--- RECORDS PROVIDED ---

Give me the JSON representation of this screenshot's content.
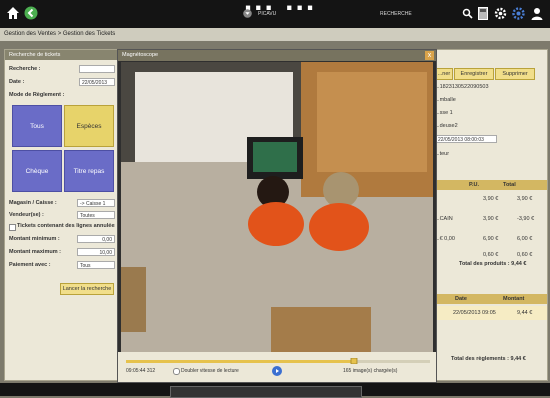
{
  "topbar": {
    "banner": "... ...",
    "app_name": "PICAVU",
    "search_label": "RECHERCHE"
  },
  "breadcrumb": "Gestion des Ventes > Gestion des Tickets",
  "search_panel": {
    "title": "Recherche de tickets",
    "recherche_label": "Recherche :",
    "recherche_value": "",
    "date_label": "Date :",
    "date_value": "22/05/2013",
    "mode_label": "Mode de Règlement :",
    "pay_buttons": [
      "Tous",
      "Espèces",
      "Chèque",
      "Titre repas"
    ],
    "magasin_label": "Magasin / Caisse :",
    "magasin_value": "-> Caisse 1",
    "vendeur_label": "Vendeur(se) :",
    "vendeur_value": "Toutes",
    "tickets_check_label": "Tickets contenant des lignes annulées",
    "montant_min_label": "Montant minimum :",
    "montant_min_value": "0,00",
    "montant_max_label": "Montant maximum :",
    "montant_max_value": "10,00",
    "paiement_label": "Paiement avec :",
    "paiement_value": "Tous",
    "launch_button": "Lancer la recherche"
  },
  "ticket_panel": {
    "buttons": [
      "...ner",
      "Enregistrer",
      "Supprimer"
    ],
    "lines": [
      "...1823130522090503",
      "...mballe",
      "...sse 1",
      "...deuse2"
    ],
    "date_value": "22/05/2013 08:00:03",
    "section_label": "...teur",
    "table_headers": [
      "P.U.",
      "Total"
    ],
    "rows": [
      {
        "label": "",
        "pu": "3,90 €",
        "total": "3,90 €"
      },
      {
        "label": "...CAIN",
        "pu": "3,90 €",
        "total": "-3,90 €"
      },
      {
        "label": "...€ 0,00",
        "pu": "6,90 €",
        "total": "6,00 €"
      },
      {
        "label": "",
        "pu": "0,60 €",
        "total": "0,60 €"
      }
    ],
    "total_products": "Total des produits : 9,44 €",
    "payment_headers": [
      "Date",
      "Montant"
    ],
    "payment_row": {
      "date": "22/05/2013 09:05",
      "montant": "9,44 €"
    },
    "total_payments": "Total des règlements : 9,44 €"
  },
  "video_window": {
    "title": "Magnétoscope",
    "close": "x",
    "timecode": "09:05:44 312",
    "double_speed_label": "Doubler vitesse de lecture",
    "images_loaded": "165 image(s) chargée(s)",
    "progress": 0.75
  }
}
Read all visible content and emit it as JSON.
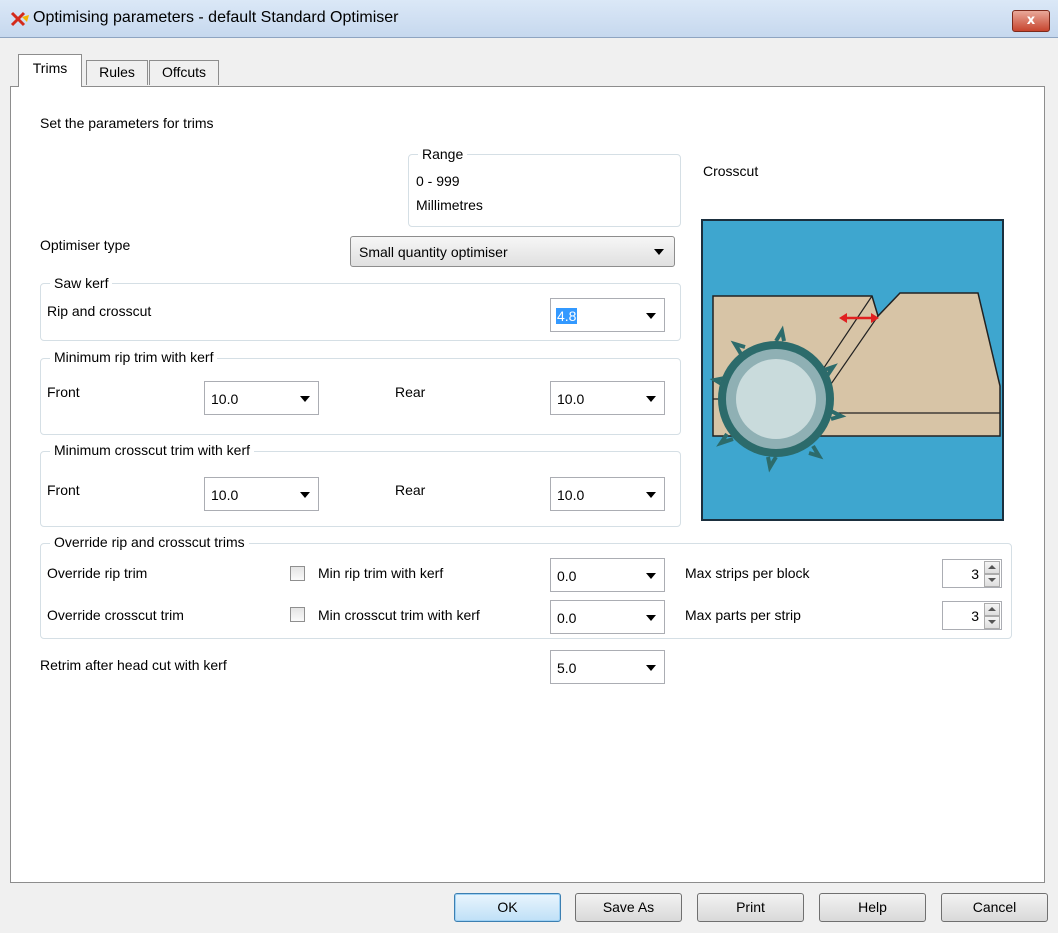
{
  "window": {
    "title": "Optimising parameters - default Standard Optimiser",
    "close_label": "x"
  },
  "tabs": [
    "Trims",
    "Rules",
    "Offcuts"
  ],
  "intro": "Set the parameters for trims",
  "range": {
    "legend": "Range",
    "value": "0 - 999",
    "units": "Millimetres"
  },
  "diagram": {
    "label": "Crosscut"
  },
  "optimiser_type": {
    "label": "Optimiser type",
    "value": "Small quantity optimiser"
  },
  "saw_kerf": {
    "legend": "Saw kerf",
    "label": "Rip and crosscut",
    "value": "4.8"
  },
  "min_rip": {
    "legend": "Minimum rip trim with kerf",
    "front_label": "Front",
    "front_value": "10.0",
    "rear_label": "Rear",
    "rear_value": "10.0"
  },
  "min_crosscut": {
    "legend": "Minimum crosscut trim with kerf",
    "front_label": "Front",
    "front_value": "10.0",
    "rear_label": "Rear",
    "rear_value": "10.0"
  },
  "override": {
    "legend": "Override rip and crosscut trims",
    "rip_label": "Override rip trim",
    "rip_check_label": "Min rip trim with kerf",
    "rip_value": "0.0",
    "max_strips_label": "Max strips per block",
    "max_strips_value": "3",
    "crosscut_label": "Override crosscut trim",
    "crosscut_check_label": "Min crosscut trim with kerf",
    "crosscut_value": "0.0",
    "max_parts_label": "Max parts per strip",
    "max_parts_value": "3"
  },
  "retrim": {
    "label": "Retrim after head cut with kerf",
    "value": "5.0"
  },
  "buttons": {
    "ok": "OK",
    "save_as": "Save As",
    "print": "Print",
    "help": "Help",
    "cancel": "Cancel"
  }
}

---

Which lines above hold the word "title"? Copy each of them.

    "title": "Recherche de tickets",
    "title": "Magnétoscope",
    "title": "Optimising parameters - default Standard Optimiser",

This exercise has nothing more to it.